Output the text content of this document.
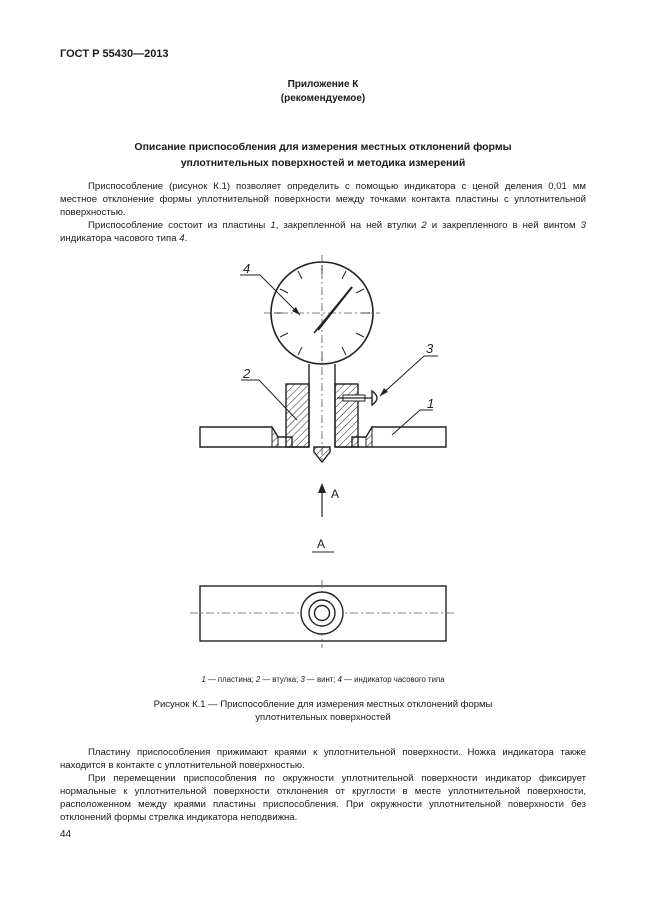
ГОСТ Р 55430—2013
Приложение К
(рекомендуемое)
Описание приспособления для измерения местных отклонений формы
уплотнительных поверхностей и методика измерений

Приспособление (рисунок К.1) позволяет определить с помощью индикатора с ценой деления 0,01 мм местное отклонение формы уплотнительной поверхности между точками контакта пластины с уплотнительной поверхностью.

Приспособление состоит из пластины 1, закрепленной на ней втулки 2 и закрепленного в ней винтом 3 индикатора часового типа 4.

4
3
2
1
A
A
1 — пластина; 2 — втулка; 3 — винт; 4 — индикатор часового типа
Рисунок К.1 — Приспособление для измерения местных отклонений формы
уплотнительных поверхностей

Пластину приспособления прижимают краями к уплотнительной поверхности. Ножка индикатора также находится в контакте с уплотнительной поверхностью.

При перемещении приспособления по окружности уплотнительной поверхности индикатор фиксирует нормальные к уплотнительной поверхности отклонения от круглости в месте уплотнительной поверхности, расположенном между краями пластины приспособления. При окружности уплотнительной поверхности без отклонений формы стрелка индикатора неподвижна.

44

...

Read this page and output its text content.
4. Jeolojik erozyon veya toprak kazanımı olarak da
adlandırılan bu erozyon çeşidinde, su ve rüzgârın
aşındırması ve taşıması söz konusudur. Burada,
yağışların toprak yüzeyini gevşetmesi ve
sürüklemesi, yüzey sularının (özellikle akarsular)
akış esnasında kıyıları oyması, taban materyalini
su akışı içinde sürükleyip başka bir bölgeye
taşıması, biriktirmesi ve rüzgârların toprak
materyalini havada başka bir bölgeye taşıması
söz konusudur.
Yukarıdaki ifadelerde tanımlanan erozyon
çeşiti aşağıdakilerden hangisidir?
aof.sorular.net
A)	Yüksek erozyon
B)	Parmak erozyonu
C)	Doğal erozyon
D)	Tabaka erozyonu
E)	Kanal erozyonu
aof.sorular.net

### [Task]
Among the entries above, how many lines include the word "toprak"? Give the number with no comment.

### [Exercise solution]
3